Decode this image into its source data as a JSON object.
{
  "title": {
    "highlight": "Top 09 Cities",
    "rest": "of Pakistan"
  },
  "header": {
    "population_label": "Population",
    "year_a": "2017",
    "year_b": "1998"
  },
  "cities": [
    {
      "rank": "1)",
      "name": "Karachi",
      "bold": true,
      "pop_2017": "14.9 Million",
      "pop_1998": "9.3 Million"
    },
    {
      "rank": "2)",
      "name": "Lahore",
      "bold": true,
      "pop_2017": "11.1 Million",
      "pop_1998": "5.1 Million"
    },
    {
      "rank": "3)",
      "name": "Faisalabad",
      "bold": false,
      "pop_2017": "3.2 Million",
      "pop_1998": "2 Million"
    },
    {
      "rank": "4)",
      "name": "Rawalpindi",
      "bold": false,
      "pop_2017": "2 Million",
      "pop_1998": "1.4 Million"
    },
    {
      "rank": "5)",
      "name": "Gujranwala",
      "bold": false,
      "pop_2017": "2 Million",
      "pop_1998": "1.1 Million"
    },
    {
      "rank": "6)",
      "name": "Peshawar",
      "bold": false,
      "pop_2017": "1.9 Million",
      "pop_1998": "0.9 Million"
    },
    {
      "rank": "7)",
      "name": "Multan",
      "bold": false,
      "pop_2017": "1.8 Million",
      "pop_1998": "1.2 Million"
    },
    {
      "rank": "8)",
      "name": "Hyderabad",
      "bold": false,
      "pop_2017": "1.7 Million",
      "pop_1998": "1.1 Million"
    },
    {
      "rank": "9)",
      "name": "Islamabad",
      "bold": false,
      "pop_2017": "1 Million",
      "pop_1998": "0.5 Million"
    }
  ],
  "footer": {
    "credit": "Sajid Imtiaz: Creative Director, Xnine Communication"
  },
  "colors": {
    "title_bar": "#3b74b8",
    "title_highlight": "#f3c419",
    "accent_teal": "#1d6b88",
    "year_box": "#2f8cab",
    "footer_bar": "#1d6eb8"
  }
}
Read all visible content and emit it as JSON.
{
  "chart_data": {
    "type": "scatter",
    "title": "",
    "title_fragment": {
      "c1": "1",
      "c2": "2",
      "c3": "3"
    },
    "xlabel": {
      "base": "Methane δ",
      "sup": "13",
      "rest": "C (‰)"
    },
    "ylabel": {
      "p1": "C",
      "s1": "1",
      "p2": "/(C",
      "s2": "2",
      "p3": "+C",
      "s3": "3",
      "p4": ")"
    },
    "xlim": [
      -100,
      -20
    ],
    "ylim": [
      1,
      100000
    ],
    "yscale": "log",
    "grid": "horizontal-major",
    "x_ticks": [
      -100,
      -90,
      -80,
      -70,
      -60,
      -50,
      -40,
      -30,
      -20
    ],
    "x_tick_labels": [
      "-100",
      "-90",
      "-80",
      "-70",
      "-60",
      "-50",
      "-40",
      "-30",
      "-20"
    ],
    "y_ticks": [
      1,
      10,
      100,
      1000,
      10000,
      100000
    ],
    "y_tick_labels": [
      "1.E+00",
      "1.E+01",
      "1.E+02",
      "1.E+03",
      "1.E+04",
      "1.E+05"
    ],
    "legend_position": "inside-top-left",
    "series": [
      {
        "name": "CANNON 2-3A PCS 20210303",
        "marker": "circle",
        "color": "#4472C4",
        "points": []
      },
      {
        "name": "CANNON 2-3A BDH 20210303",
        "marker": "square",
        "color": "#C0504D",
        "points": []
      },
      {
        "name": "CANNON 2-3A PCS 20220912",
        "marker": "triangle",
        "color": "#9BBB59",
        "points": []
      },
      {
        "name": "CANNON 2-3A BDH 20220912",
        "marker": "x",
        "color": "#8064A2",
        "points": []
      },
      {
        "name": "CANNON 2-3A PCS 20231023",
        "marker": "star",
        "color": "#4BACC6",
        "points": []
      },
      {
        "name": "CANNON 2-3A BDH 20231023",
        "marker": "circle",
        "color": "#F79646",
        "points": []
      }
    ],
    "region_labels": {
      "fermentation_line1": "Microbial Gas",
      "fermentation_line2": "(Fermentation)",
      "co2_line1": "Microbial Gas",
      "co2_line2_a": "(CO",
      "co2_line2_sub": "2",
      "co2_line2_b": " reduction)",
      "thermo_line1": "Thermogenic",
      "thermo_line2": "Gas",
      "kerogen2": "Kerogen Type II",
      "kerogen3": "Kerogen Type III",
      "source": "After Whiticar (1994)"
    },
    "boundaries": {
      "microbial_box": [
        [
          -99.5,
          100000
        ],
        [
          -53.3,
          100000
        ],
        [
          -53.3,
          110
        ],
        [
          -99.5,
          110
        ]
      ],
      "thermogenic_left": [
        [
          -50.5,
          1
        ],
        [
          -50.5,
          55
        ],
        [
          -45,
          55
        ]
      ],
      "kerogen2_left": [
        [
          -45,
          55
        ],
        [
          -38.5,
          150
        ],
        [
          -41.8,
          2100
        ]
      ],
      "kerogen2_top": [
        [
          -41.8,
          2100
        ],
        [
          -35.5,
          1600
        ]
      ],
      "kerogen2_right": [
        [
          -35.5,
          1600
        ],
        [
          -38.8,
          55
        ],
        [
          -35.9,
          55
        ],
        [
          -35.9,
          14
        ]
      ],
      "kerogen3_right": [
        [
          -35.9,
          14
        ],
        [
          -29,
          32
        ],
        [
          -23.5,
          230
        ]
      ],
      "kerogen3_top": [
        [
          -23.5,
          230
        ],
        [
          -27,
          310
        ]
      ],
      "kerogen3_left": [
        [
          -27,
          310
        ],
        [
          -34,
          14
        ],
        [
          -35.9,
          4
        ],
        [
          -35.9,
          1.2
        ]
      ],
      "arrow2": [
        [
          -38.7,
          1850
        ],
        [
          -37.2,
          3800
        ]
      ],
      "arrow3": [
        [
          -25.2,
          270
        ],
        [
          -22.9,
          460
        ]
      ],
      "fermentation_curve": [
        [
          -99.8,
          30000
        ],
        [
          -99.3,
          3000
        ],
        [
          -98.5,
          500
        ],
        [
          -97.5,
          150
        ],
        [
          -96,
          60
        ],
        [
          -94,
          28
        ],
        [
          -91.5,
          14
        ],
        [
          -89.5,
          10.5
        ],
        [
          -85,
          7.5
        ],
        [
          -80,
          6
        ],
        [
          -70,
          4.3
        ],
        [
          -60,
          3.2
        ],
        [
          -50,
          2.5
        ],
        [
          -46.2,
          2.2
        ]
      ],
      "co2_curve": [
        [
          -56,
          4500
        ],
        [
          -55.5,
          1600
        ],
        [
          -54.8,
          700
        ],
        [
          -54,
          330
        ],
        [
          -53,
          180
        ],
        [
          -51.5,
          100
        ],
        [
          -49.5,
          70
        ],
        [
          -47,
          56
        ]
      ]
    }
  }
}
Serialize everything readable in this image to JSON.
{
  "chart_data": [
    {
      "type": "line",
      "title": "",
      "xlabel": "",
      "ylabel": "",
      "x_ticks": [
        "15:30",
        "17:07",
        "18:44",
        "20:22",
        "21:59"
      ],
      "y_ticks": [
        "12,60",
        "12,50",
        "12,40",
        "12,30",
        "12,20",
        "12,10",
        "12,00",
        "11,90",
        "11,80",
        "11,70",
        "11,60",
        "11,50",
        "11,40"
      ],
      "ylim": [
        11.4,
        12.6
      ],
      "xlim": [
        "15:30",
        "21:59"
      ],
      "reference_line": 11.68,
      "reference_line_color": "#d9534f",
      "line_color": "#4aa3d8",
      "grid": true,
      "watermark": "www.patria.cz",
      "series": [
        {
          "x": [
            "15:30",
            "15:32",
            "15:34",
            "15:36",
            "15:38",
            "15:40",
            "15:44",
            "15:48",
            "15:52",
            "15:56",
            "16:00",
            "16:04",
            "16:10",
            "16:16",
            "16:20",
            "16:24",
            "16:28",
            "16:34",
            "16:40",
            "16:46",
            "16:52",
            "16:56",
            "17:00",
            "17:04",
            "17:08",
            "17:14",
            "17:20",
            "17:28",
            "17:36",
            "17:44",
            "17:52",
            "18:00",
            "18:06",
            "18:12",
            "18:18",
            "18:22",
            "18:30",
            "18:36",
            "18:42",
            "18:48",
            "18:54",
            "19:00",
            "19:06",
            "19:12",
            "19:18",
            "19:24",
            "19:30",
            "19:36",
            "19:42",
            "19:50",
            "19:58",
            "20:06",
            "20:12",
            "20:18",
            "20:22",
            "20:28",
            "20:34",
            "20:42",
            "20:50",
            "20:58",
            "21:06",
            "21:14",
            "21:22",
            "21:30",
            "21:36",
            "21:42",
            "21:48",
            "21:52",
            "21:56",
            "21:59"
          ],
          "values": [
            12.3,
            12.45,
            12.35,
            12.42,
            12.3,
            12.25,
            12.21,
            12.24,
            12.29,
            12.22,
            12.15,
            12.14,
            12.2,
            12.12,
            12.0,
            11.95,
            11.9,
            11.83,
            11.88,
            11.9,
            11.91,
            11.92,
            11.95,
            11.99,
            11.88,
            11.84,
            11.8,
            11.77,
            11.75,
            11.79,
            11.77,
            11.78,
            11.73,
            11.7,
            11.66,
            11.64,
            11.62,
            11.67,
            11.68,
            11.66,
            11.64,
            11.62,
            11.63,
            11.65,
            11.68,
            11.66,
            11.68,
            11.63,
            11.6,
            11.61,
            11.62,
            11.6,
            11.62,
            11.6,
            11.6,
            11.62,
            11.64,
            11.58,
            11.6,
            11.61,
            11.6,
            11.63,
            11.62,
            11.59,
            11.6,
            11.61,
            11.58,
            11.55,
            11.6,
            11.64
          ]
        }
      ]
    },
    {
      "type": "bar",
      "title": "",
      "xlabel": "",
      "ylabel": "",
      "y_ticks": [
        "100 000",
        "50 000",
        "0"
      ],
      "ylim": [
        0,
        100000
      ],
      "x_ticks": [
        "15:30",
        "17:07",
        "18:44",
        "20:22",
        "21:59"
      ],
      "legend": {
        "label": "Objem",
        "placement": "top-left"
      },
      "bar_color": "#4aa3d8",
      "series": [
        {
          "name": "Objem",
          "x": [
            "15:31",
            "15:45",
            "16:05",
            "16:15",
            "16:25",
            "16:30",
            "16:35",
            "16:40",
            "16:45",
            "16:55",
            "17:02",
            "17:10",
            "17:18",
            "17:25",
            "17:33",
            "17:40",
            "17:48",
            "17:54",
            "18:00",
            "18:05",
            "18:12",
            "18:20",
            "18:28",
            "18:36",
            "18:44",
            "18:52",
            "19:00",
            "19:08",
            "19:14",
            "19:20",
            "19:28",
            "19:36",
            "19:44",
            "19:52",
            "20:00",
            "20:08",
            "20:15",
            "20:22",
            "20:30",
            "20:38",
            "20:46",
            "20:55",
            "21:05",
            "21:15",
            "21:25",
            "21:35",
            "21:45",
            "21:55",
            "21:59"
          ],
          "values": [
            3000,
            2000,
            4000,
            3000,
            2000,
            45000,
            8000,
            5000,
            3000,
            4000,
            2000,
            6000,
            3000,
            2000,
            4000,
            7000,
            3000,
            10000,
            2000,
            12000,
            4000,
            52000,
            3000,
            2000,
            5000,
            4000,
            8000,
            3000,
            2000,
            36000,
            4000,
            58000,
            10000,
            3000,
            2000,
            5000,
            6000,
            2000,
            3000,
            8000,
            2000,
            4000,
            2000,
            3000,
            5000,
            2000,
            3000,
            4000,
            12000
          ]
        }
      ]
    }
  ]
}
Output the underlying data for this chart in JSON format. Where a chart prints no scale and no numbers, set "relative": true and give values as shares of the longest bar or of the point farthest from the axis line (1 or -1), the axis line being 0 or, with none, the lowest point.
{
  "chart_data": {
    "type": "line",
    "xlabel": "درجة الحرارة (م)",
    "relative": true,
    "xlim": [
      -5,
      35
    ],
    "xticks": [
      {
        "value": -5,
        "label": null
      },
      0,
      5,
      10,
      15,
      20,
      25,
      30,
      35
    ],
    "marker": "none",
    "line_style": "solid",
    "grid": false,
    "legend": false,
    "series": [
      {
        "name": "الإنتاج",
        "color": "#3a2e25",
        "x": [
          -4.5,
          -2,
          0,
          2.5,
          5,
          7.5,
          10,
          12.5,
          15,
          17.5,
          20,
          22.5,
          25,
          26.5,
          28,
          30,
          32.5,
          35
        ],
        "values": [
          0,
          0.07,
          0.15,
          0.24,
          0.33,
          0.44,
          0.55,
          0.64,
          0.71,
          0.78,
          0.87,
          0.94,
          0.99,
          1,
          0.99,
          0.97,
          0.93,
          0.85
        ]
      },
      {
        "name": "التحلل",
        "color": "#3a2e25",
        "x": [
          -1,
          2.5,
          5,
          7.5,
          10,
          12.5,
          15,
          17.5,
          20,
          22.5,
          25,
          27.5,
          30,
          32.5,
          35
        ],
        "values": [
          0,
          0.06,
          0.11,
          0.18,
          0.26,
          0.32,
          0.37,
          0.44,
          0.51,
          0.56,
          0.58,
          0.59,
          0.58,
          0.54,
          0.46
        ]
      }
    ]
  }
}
★ ★ ★ ★ ★ ★ ★
* [PROBLEM TO WORK ON] Copy out all lines above that include the string "this".

* [RESPONSE TO THE EXERCISE]
Decode this image into its source data as a JSON object.
Serialize everything readable in this image to JSON.
Output the underlying data for this chart in JSON format. Where a chart prints no scale and no numbers, set "relative": true and give values as shares of the longest bar or of the point farthest from the axis line (1 or -1), the axis line being 0 or, with none, the lowest point.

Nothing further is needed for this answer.